### Task to carry out:
Copy out all the lines where "icon" shows up.

### Supplied records:
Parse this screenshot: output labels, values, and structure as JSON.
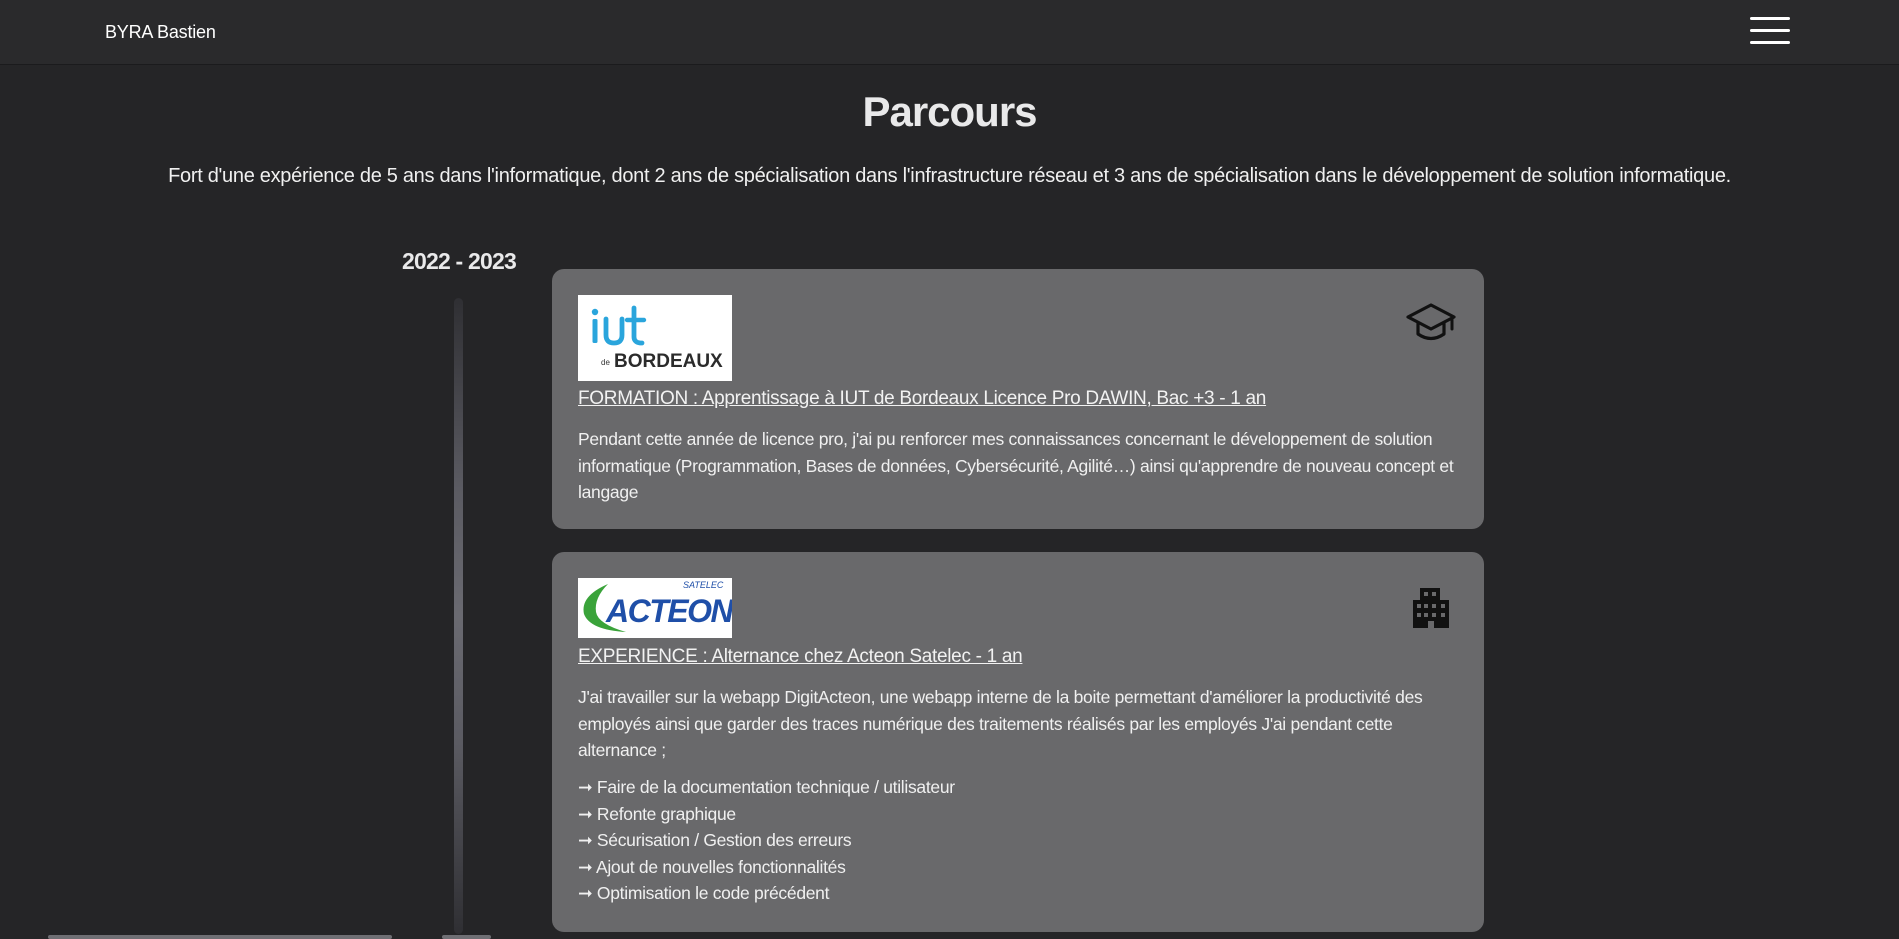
{
  "header": {
    "brand": "BYRA Bastien",
    "menu_icon": "hamburger-menu-icon"
  },
  "page": {
    "title": "Parcours",
    "intro": "Fort d'une expérience de 5 ans dans l'informatique, dont 2 ans de spécialisation dans l'infrastructure réseau et 3 ans de spécialisation dans le développement de solution informatique."
  },
  "timeline": {
    "year": "2022 - 2023",
    "entries": [
      {
        "logo": {
          "main": "iut",
          "prefix": "de",
          "sub": "BORDEAUX"
        },
        "icon": "graduation-cap-icon",
        "title": "FORMATION : Apprentissage à IUT de Bordeaux Licence Pro DAWIN, Bac +3 - 1 an",
        "description": "Pendant cette année de licence pro, j'ai pu renforcer mes connaissances concernant le développement de solution informatique (Programmation, Bases de données, Cybersécurité, Agilité…) ainsi qu'apprendre de nouveau concept et langage"
      },
      {
        "logo": {
          "main": "ACTEON",
          "sub": "SATELEC"
        },
        "icon": "office-building-icon",
        "title": "EXPERIENCE : Alternance chez Acteon Satelec - 1 an",
        "description": "J'ai travailler sur la webapp DigitActeon, une webapp interne de la boite permettant d'améliorer la productivité des employés ainsi que garder des traces numérique des traitements réalisés par les employés J'ai pendant cette alternance ;",
        "bullets": [
          "➞ Faire de la documentation technique / utilisateur",
          "➞ Refonte graphique",
          "➞ Sécurisation / Gestion des erreurs",
          "➞ Ajout de nouvelles fonctionnalités",
          "➞ Optimisation le code précédent"
        ]
      }
    ]
  },
  "colors": {
    "background": "#252527",
    "card": "#69696b",
    "iut_blue": "#2aa5dc",
    "acteon_blue": "#1f4fa8",
    "acteon_green": "#3aa33a"
  }
}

### Exercise output:
    "menu_icon": "hamburger-menu-icon"
        "icon": "graduation-cap-icon",
        "icon": "office-building-icon",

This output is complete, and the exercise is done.